[Source records]
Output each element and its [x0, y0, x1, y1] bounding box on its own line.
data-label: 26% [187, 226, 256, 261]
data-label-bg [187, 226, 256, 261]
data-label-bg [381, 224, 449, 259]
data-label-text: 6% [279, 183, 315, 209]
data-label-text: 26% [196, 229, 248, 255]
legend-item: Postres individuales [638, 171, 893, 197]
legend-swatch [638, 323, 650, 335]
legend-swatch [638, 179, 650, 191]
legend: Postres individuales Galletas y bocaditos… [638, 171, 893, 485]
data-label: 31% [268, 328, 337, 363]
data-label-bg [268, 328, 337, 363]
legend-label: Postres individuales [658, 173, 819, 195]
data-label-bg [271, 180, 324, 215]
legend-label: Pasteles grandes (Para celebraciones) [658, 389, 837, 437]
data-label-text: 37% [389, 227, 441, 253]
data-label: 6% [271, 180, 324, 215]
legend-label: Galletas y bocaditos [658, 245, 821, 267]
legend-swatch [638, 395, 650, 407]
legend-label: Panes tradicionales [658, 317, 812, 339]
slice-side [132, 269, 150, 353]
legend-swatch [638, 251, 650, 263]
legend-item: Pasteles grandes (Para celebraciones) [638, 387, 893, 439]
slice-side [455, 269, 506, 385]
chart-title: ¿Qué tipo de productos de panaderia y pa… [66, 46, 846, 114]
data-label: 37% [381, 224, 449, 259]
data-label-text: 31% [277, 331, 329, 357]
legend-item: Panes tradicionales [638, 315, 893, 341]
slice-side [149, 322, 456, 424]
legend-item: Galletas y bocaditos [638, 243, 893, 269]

Job:
Return every line of the listing above verbatim.

Solution for this problem:
Output each element and its [x0, y0, x1, y1] bounding box on its own line.
data-label: 26% [187, 226, 256, 261]
data-label-bg [187, 226, 256, 261]
data-label-bg [381, 224, 449, 259]
data-label-text: 6% [279, 183, 315, 209]
data-label-text: 26% [196, 229, 248, 255]
legend-item: Postres individuales [638, 171, 893, 197]
legend-swatch [638, 323, 650, 335]
legend-swatch [638, 179, 650, 191]
legend: Postres individuales Galletas y bocaditos… [638, 171, 893, 485]
data-label: 31% [268, 328, 337, 363]
data-label-bg [268, 328, 337, 363]
legend-label: Postres individuales [658, 173, 819, 195]
data-label-bg [271, 180, 324, 215]
legend-label: Pasteles grandes (Para celebraciones) [658, 389, 837, 437]
data-label-text: 37% [389, 227, 441, 253]
data-label: 6% [271, 180, 324, 215]
legend-label: Galletas y bocaditos [658, 245, 821, 267]
legend-swatch [638, 395, 650, 407]
legend-label: Panes tradicionales [658, 317, 812, 339]
slice-side [132, 269, 150, 353]
legend-swatch [638, 251, 650, 263]
legend-item: Pasteles grandes (Para celebraciones) [638, 387, 893, 439]
slice-side [455, 269, 506, 385]
chart-title: ¿Qué tipo de productos de panaderia y pa… [66, 46, 846, 114]
data-label: 37% [381, 224, 449, 259]
data-label-text: 31% [277, 331, 329, 357]
legend-item: Panes tradicionales [638, 315, 893, 341]
slice-side [149, 322, 456, 424]
legend-item: Galletas y bocaditos [638, 243, 893, 269]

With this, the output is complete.